### WHAT YOU WILL DO
Look for "image" in the listing below. Gather each line that contains it.

Dataset rows:
━━━━━━━━━━━━━━━━━━━━

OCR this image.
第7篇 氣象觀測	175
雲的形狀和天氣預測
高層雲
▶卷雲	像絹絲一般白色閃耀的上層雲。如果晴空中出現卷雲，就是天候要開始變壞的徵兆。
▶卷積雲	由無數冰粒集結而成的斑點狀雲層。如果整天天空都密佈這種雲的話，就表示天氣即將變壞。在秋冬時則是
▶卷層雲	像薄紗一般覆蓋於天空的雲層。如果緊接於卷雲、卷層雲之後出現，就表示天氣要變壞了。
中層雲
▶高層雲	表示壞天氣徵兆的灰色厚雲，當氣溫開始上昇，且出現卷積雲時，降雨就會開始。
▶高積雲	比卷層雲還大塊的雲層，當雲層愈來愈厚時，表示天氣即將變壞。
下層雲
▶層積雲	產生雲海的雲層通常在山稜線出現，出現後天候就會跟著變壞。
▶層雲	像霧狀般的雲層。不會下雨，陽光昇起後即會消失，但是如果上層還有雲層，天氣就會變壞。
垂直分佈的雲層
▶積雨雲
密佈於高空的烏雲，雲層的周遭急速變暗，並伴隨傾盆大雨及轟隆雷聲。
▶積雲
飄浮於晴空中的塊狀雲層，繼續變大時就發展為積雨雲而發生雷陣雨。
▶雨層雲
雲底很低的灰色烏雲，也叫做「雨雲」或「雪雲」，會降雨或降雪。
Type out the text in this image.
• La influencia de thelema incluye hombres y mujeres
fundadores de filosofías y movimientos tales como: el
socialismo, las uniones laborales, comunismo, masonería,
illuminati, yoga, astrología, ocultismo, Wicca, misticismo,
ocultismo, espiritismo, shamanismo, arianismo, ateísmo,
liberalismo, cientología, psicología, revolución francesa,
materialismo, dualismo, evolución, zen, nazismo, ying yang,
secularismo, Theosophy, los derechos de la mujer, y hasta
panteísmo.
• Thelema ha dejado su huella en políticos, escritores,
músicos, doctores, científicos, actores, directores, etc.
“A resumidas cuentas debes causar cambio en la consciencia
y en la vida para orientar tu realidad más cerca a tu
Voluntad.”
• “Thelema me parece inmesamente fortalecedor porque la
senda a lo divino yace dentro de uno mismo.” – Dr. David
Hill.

━━━━━━━━━━━━━━━━━━━━

### WRITTEN SOLUTION
OCR this image.
Type out the text in this image.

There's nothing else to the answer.